All records must be quoted exactly. Omit the pictures.

##########

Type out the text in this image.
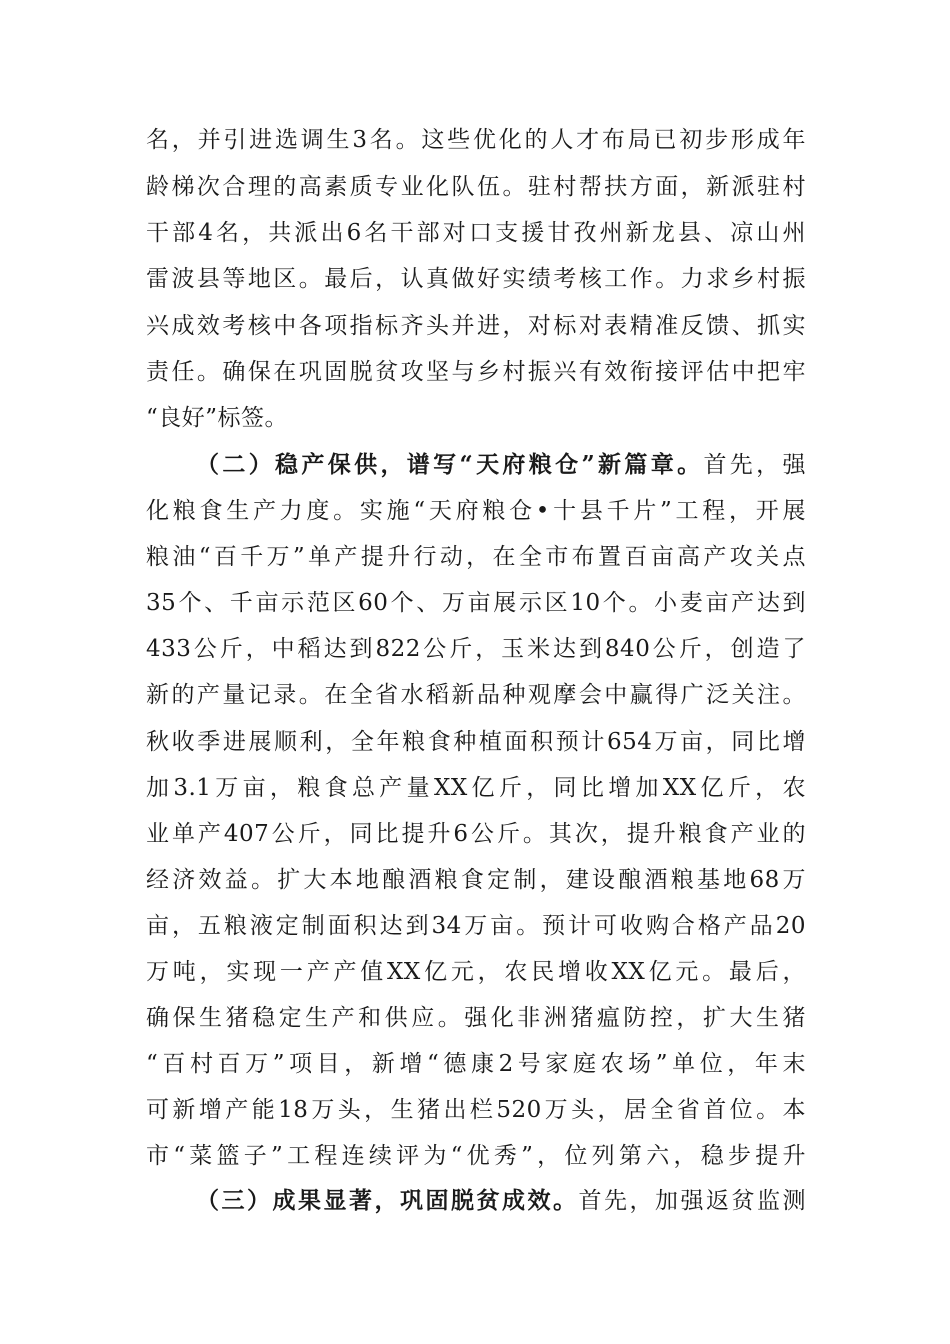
名，并引进选调生3名。这些优化的人才布局已初步形成年
龄梯次合理的高素质专业化队伍。驻村帮扶方面，新派驻村
干部4名，共派出6名干部对口支援甘孜州新龙县、凉山州
雷波县等地区。最后，认真做好实绩考核工作。力求乡村振
兴成效考核中各项指标齐头并进，对标对表精准反馈、抓实
责任。确保在巩固脱贫攻坚与乡村振兴有效衔接评估中把牢
“良好”标签。
（二）稳产保供，谱写“天府粮仓”新篇章。首先，强
化粮食生产力度。实施“天府粮仓•十县千片”工程，开展
粮油“百千万”单产提升行动，在全市布置百亩高产攻关点
35个、千亩示范区60个、万亩展示区10个。小麦亩产达到
433公斤，中稻达到822公斤，玉米达到840公斤，创造了
新的产量记录。在全省水稻新品种观摩会中赢得广泛关注。
秋收季进展顺利，全年粮食种植面积预计654万亩，同比增
加3.1万亩，粮食总产量XX亿斤，同比增加XX亿斤，农
业单产407公斤，同比提升6公斤。其次，提升粮食产业的
经济效益。扩大本地酿酒粮食定制，建设酿酒粮基地68万
亩，五粮液定制面积达到34万亩。预计可收购合格产品20
万吨，实现一产产值XX亿元，农民增收XX亿元。最后，
确保生猪稳定生产和供应。强化非洲猪瘟防控，扩大生猪
“百村百万”项目，新增“德康2号家庭农场”单位，年末
可新增产能18万头，生猪出栏520万头，居全省首位。本
市“菜篮子”工程连续评为“优秀”，位列第六，稳步提升
（三）成果显著，巩固脱贫成效。首先，加强返贫监测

##########

OUTPUT FOR THIS TASK:
Type out the text in this image.
名，并引进选调生3名。这些优化的人才布局已初步形成年
龄梯次合理的高素质专业化队伍。驻村帮扶方面，新派驻村
干部4名，共派出6名干部对口支援甘孜州新龙县、凉山州
雷波县等地区。最后，认真做好实绩考核工作。力求乡村振
兴成效考核中各项指标齐头并进，对标对表精准反馈、抓实
责任。确保在巩固脱贫攻坚与乡村振兴有效衔接评估中把牢
“良好”标签。
（二）稳产保供，谱写“天府粮仓”新篇章。首先，强
化粮食生产力度。实施“天府粮仓•十县千片”工程，开展
粮油“百千万”单产提升行动，在全市布置百亩高产攻关点
35个、千亩示范区60个、万亩展示区10个。小麦亩产达到
433公斤，中稻达到822公斤，玉米达到840公斤，创造了
新的产量记录。在全省水稻新品种观摩会中赢得广泛关注。
秋收季进展顺利，全年粮食种植面积预计654万亩，同比增
加3.1万亩，粮食总产量XX亿斤，同比增加XX亿斤，农
业单产407公斤，同比提升6公斤。其次，提升粮食产业的
经济效益。扩大本地酿酒粮食定制，建设酿酒粮基地68万
亩，五粮液定制面积达到34万亩。预计可收购合格产品20
万吨，实现一产产值XX亿元，农民增收XX亿元。最后，
确保生猪稳定生产和供应。强化非洲猪瘟防控，扩大生猪
“百村百万”项目，新增“德康2号家庭农场”单位，年末
可新增产能18万头，生猪出栏520万头，居全省首位。本
市“菜篮子”工程连续评为“优秀”，位列第六，稳步提升
（三）成果显著，巩固脱贫成效。首先，加强返贫监测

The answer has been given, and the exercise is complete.